* START THE DATA *

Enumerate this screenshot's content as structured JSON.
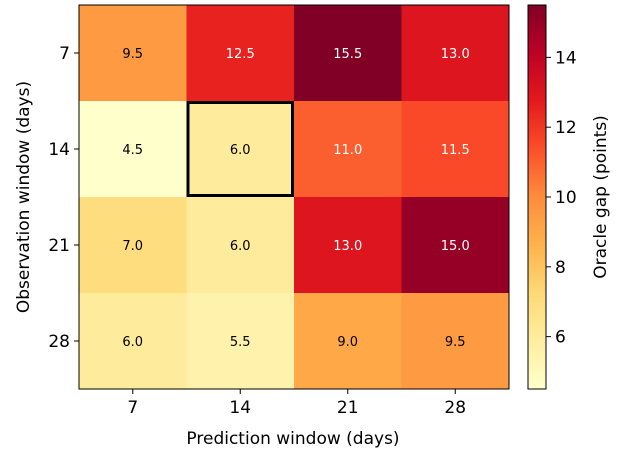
{
  "chart_data": {
    "type": "heatmap",
    "title": "",
    "xlabel": "Prediction window (days)",
    "ylabel": "Observation window (days)",
    "x_categories": [
      "7",
      "14",
      "21",
      "28"
    ],
    "y_categories": [
      "7",
      "14",
      "21",
      "28"
    ],
    "values": [
      [
        9.5,
        12.5,
        15.5,
        13.0
      ],
      [
        4.5,
        6.0,
        11.0,
        11.5
      ],
      [
        7.0,
        6.0,
        13.0,
        15.0
      ],
      [
        6.0,
        5.5,
        9.0,
        9.5
      ]
    ],
    "cell_labels": [
      [
        "9.5",
        "12.5",
        "15.5",
        "13.0"
      ],
      [
        "4.5",
        "6.0",
        "11.0",
        "11.5"
      ],
      [
        "7.0",
        "6.0",
        "13.0",
        "15.0"
      ],
      [
        "6.0",
        "5.5",
        "9.0",
        "9.5"
      ]
    ],
    "highlighted_cell": {
      "row": "14",
      "col": "14"
    },
    "colormap": "YlOrRd",
    "colorbar": {
      "label": "Oracle gap (points)",
      "range": [
        4.5,
        15.5
      ],
      "ticks": [
        6,
        8,
        10,
        12,
        14
      ],
      "tick_labels": [
        "6",
        "8",
        "10",
        "12",
        "14"
      ]
    },
    "colors": {
      "low": "#ffffcc",
      "high": "#800026",
      "highlight_border": "#000000"
    }
  }
}
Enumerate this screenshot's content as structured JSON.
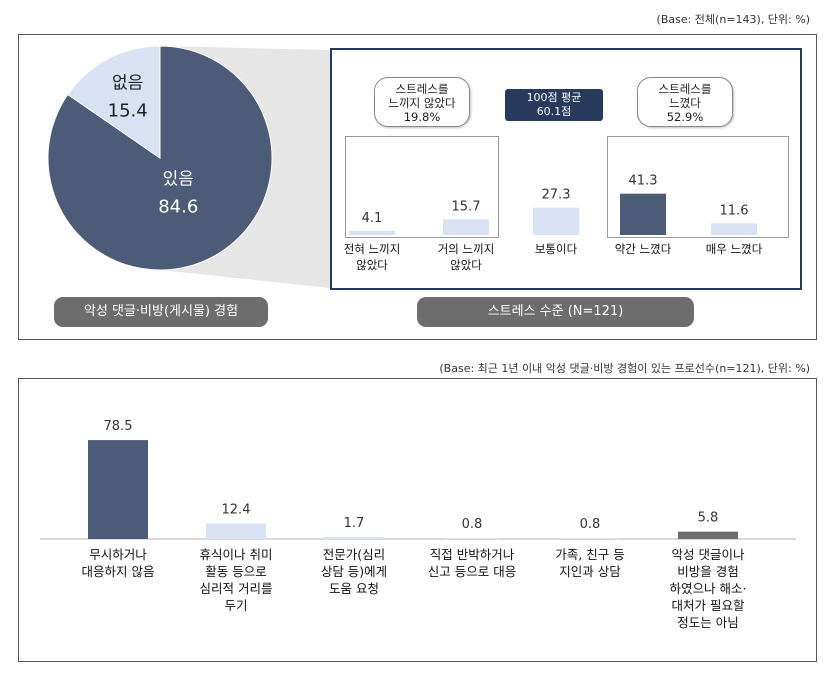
{
  "top_note": "(Base: 전체(n=143), 단위: %)",
  "bottom_note": "(Base: 최근 1년 이내 악성 댓글·비방 경험이 있는 프로선수(n=121), 단위: %)",
  "colors": {
    "dark": "#4b5b78",
    "light": "#d9e2f3",
    "pill": "#6d6d6d",
    "navy": "#263a5e"
  },
  "chart_data": [
    {
      "type": "pie",
      "title": "악성 댓글·비방(게시물) 경험",
      "slices": [
        {
          "label": "있음",
          "value": 84.6,
          "display": "84.6"
        },
        {
          "label": "없음",
          "value": 15.4,
          "display": "15.4"
        }
      ]
    },
    {
      "type": "bar",
      "title": "스트레스 수준 (N=121)",
      "categories": [
        "전혀 느끼지\n않았다",
        "거의 느끼지\n않았다",
        "보통이다",
        "약간 느꼈다",
        "매우 느꼈다"
      ],
      "values": [
        4.1,
        15.7,
        27.3,
        41.3,
        11.6
      ],
      "value_labels": [
        "4.1",
        "15.7",
        "27.3",
        "41.3",
        "11.6"
      ],
      "highlight_index": 3,
      "ylim": [
        0,
        100
      ],
      "annotations": {
        "not_felt": {
          "line1": "스트레스를",
          "line2": "느끼지 않았다",
          "line3": "19.8%"
        },
        "avg": {
          "line1": "100점 평균",
          "line2": "60.1점"
        },
        "felt": {
          "line1": "스트레스를",
          "line2": "느꼈다",
          "line3": "52.9%"
        }
      }
    },
    {
      "type": "bar",
      "title": "",
      "categories": [
        "무시하거나\n대응하지 않음",
        "휴식이나 취미\n활동 등으로\n심리적 거리를\n두기",
        "전문가(심리\n상담 등)에게\n도움 요청",
        "직접 반박하거나\n신고 등으로 대응",
        "가족, 친구 등\n지인과 상담",
        "악성 댓글이나\n비방을 경험\n하였으나 해소·\n대처가 필요할\n정도는 아님"
      ],
      "values": [
        78.5,
        12.4,
        1.7,
        0.8,
        0.8,
        5.8
      ],
      "value_labels": [
        "78.5",
        "12.4",
        "1.7",
        "0.8",
        "0.8",
        "5.8"
      ],
      "ylim": [
        0,
        100
      ]
    }
  ]
}
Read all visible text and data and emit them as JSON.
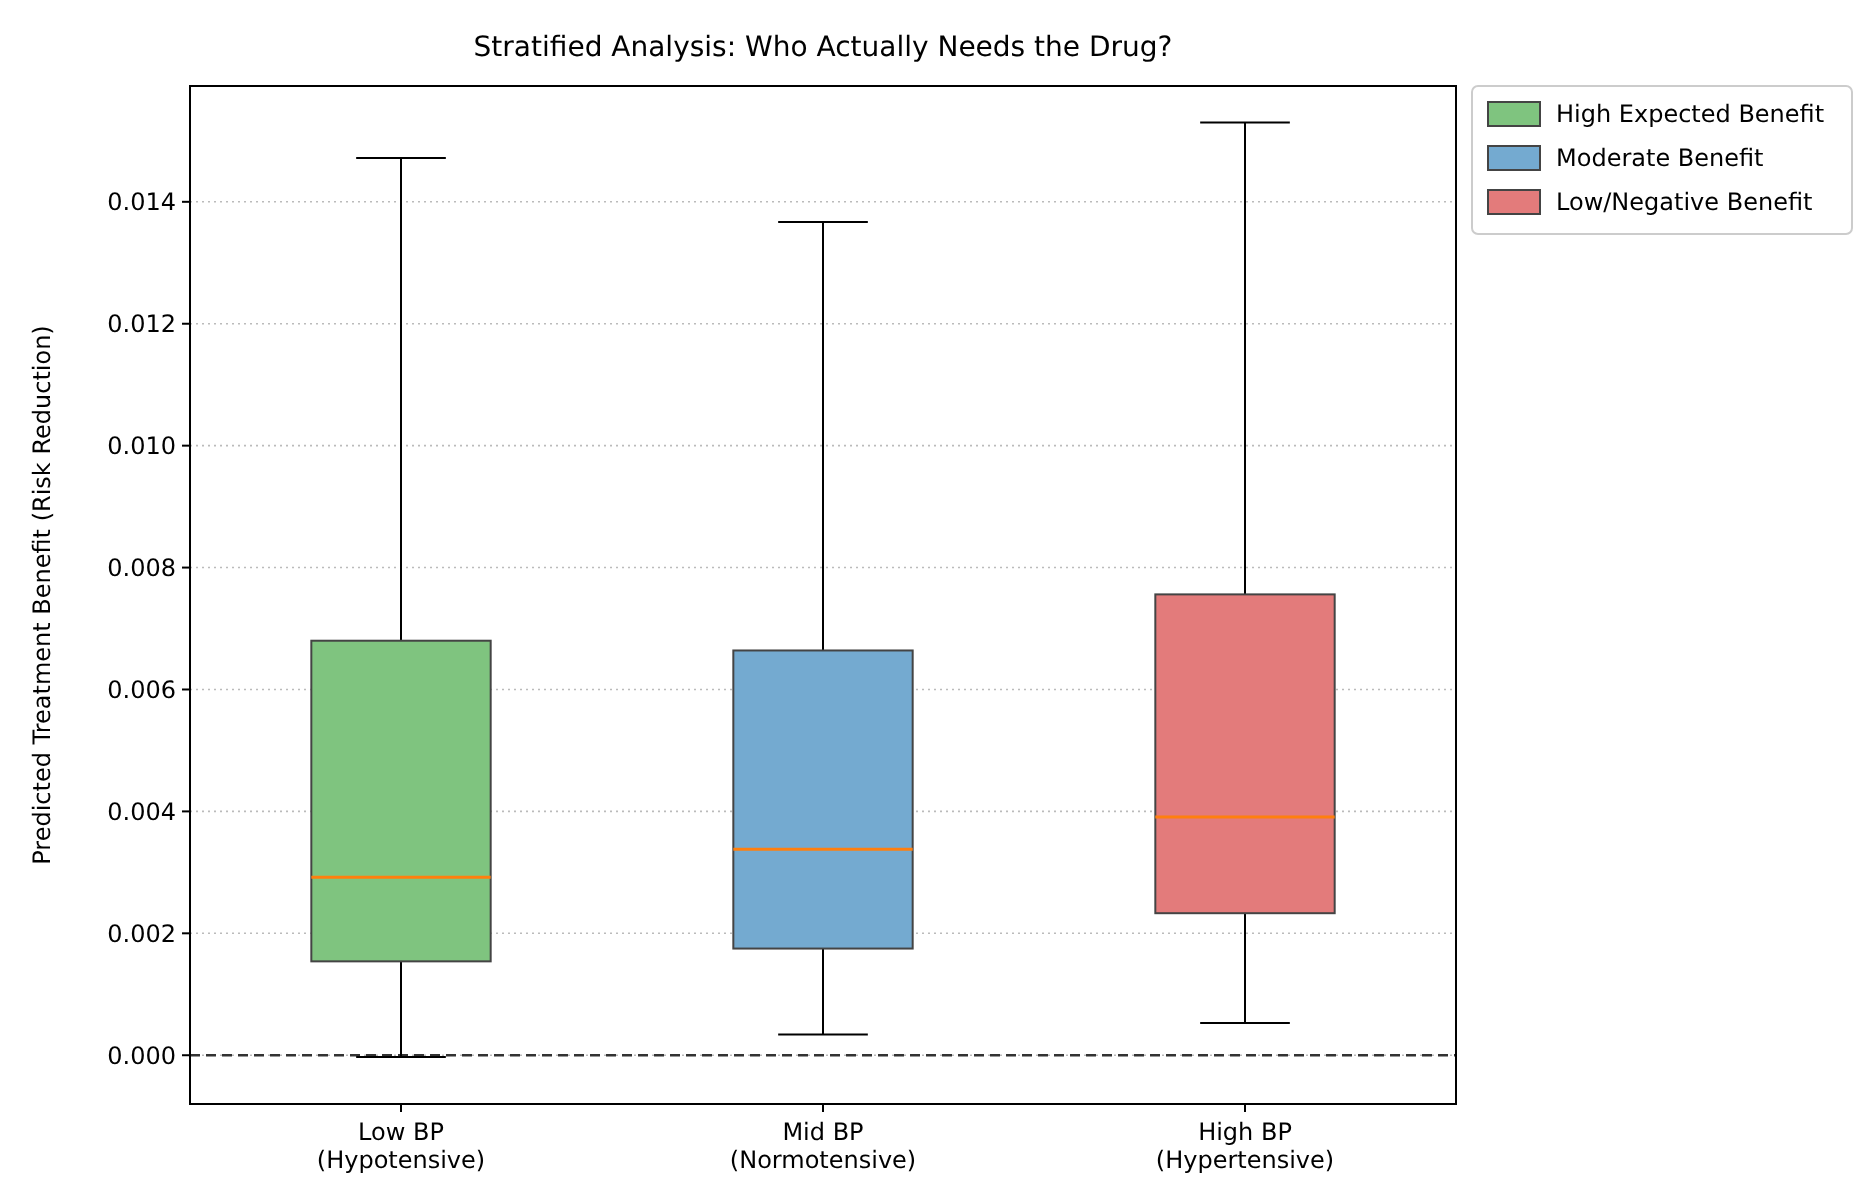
{
  "chart_data": {
    "type": "box",
    "title": "Stratified Analysis: Who Actually Needs the Drug?",
    "ylabel": "Predicted Treatment Benefit (Risk Reduction)",
    "categories": [
      "Low BP\n(Hypotensive)",
      "Mid BP\n(Normotensive)",
      "High BP\n(Hypertensive)"
    ],
    "series": [
      {
        "name": "High Expected Benefit",
        "color": "#7fc47f",
        "boxes": [
          {
            "low": -3e-05,
            "q1": 0.00154,
            "median": 0.00292,
            "q3": 0.0068,
            "high": 0.01472
          },
          null,
          null
        ]
      },
      {
        "name": "Moderate Benefit",
        "color": "#74aad0",
        "boxes": [
          null,
          {
            "low": 0.00034,
            "q1": 0.00175,
            "median": 0.00338,
            "q3": 0.00664,
            "high": 0.01367
          },
          null
        ]
      },
      {
        "name": "Low/Negative Benefit",
        "color": "#e37b7b",
        "boxes": [
          null,
          null,
          {
            "low": 0.00053,
            "q1": 0.00233,
            "median": 0.00391,
            "q3": 0.00756,
            "high": 0.0153
          }
        ]
      }
    ],
    "ylim": [
      -0.0008,
      0.0159
    ],
    "yticks": [
      {
        "value": 0,
        "label": "0.000"
      },
      {
        "value": 0.002,
        "label": "0.002"
      },
      {
        "value": 0.004,
        "label": "0.004"
      },
      {
        "value": 0.006,
        "label": "0.006"
      },
      {
        "value": 0.008,
        "label": "0.008"
      },
      {
        "value": 0.01,
        "label": "0.010"
      },
      {
        "value": 0.012,
        "label": "0.012"
      },
      {
        "value": 0.014,
        "label": "0.014"
      }
    ],
    "grid": "y",
    "legend": "right",
    "ref_lines": [
      {
        "axis": "y",
        "value": 0,
        "line_style": "dashed",
        "color": "#333333"
      }
    ]
  }
}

* END THE DATA *

→ **WRITTEN REQUEST**
Retype the entries word for word. Omit any images.

→ **EXERCISE OUTPUT**
Enumerate this screenshot's content as structured JSON.
{
  "chart_data": {
    "type": "heatmap",
    "title": "",
    "xlabel": "Prediction window (days)",
    "ylabel": "Observation window (days)",
    "x_categories": [
      "7",
      "14",
      "21",
      "28"
    ],
    "y_categories": [
      "7",
      "14",
      "21",
      "28"
    ],
    "values": [
      [
        9.5,
        12.5,
        15.5,
        13.0
      ],
      [
        4.5,
        6.0,
        11.0,
        11.5
      ],
      [
        7.0,
        6.0,
        13.0,
        15.0
      ],
      [
        6.0,
        5.5,
        9.0,
        9.5
      ]
    ],
    "cell_labels": [
      [
        "9.5",
        "12.5",
        "15.5",
        "13.0"
      ],
      [
        "4.5",
        "6.0",
        "11.0",
        "11.5"
      ],
      [
        "7.0",
        "6.0",
        "13.0",
        "15.0"
      ],
      [
        "6.0",
        "5.5",
        "9.0",
        "9.5"
      ]
    ],
    "highlighted_cell": {
      "row": "14",
      "col": "14"
    },
    "colormap": "YlOrRd",
    "colorbar": {
      "label": "Oracle gap (points)",
      "range": [
        4.5,
        15.5
      ],
      "ticks": [
        6,
        8,
        10,
        12,
        14
      ],
      "tick_labels": [
        "6",
        "8",
        "10",
        "12",
        "14"
      ]
    },
    "colors": {
      "low": "#ffffcc",
      "high": "#800026",
      "highlight_border": "#000000"
    }
  }
}
Enumerate this screenshot's content as structured JSON.
{
  "top_note": "(Base: 전체(n=143), 단위: %)",
  "bottom_note": "(Base: 최근 1년 이내 악성 댓글·비방 경험이 있는 프로선수(n=121), 단위: %)",
  "colors": {
    "dark": "#4b5b78",
    "light": "#d9e2f3",
    "pill": "#6d6d6d",
    "navy": "#263a5e"
  },
  "chart_data": [
    {
      "type": "pie",
      "title": "악성 댓글·비방(게시물) 경험",
      "slices": [
        {
          "label": "있음",
          "value": 84.6,
          "display": "84.6"
        },
        {
          "label": "없음",
          "value": 15.4,
          "display": "15.4"
        }
      ]
    },
    {
      "type": "bar",
      "title": "스트레스 수준 (N=121)",
      "categories": [
        "전혀 느끼지\n않았다",
        "거의 느끼지\n않았다",
        "보통이다",
        "약간 느꼈다",
        "매우 느꼈다"
      ],
      "values": [
        4.1,
        15.7,
        27.3,
        41.3,
        11.6
      ],
      "value_labels": [
        "4.1",
        "15.7",
        "27.3",
        "41.3",
        "11.6"
      ],
      "highlight_index": 3,
      "ylim": [
        0,
        100
      ],
      "annotations": {
        "not_felt": {
          "line1": "스트레스를",
          "line2": "느끼지 않았다",
          "line3": "19.8%"
        },
        "avg": {
          "line1": "100점 평균",
          "line2": "60.1점"
        },
        "felt": {
          "line1": "스트레스를",
          "line2": "느꼈다",
          "line3": "52.9%"
        }
      }
    },
    {
      "type": "bar",
      "title": "",
      "categories": [
        "무시하거나\n대응하지 않음",
        "휴식이나 취미\n활동 등으로\n심리적 거리를\n두기",
        "전문가(심리\n상담 등)에게\n도움 요청",
        "직접 반박하거나\n신고 등으로 대응",
        "가족, 친구 등\n지인과 상담",
        "악성 댓글이나\n비방을 경험\n하였으나 해소·\n대처가 필요할\n정도는 아님"
      ],
      "values": [
        78.5,
        12.4,
        1.7,
        0.8,
        0.8,
        5.8
      ],
      "value_labels": [
        "78.5",
        "12.4",
        "1.7",
        "0.8",
        "0.8",
        "5.8"
      ],
      "ylim": [
        0,
        100
      ]
    }
  ]
}
Read all visible text and data and emit them as JSON.
{
  "chart_data": {
    "type": "box",
    "title": "Stratified Analysis: Who Actually Needs the Drug?",
    "ylabel": "Predicted Treatment Benefit (Risk Reduction)",
    "categories": [
      "Low BP\n(Hypotensive)",
      "Mid BP\n(Normotensive)",
      "High BP\n(Hypertensive)"
    ],
    "series": [
      {
        "name": "High Expected Benefit",
        "color": "#7fc47f",
        "boxes": [
          {
            "low": -3e-05,
            "q1": 0.00154,
            "median": 0.00292,
            "q3": 0.0068,
            "high": 0.01472
          },
          null,
          null
        ]
      },
      {
        "name": "Moderate Benefit",
        "color": "#74aad0",
        "boxes": [
          null,
          {
            "low": 0.00034,
            "q1": 0.00175,
            "median": 0.00338,
            "q3": 0.00664,
            "high": 0.01367
          },
          null
        ]
      },
      {
        "name": "Low/Negative Benefit",
        "color": "#e37b7b",
        "boxes": [
          null,
          null,
          {
            "low": 0.00053,
            "q1": 0.00233,
            "median": 0.00391,
            "q3": 0.00756,
            "high": 0.0153
          }
        ]
      }
    ],
    "ylim": [
      -0.0008,
      0.0159
    ],
    "yticks": [
      {
        "value": 0,
        "label": "0.000"
      },
      {
        "value": 0.002,
        "label": "0.002"
      },
      {
        "value": 0.004,
        "label": "0.004"
      },
      {
        "value": 0.006,
        "label": "0.006"
      },
      {
        "value": 0.008,
        "label": "0.008"
      },
      {
        "value": 0.01,
        "label": "0.010"
      },
      {
        "value": 0.012,
        "label": "0.012"
      },
      {
        "value": 0.014,
        "label": "0.014"
      }
    ],
    "grid": "y",
    "legend": "right",
    "ref_lines": [
      {
        "axis": "y",
        "value": 0,
        "line_style": "dashed",
        "color": "#333333"
      }
    ]
  }
}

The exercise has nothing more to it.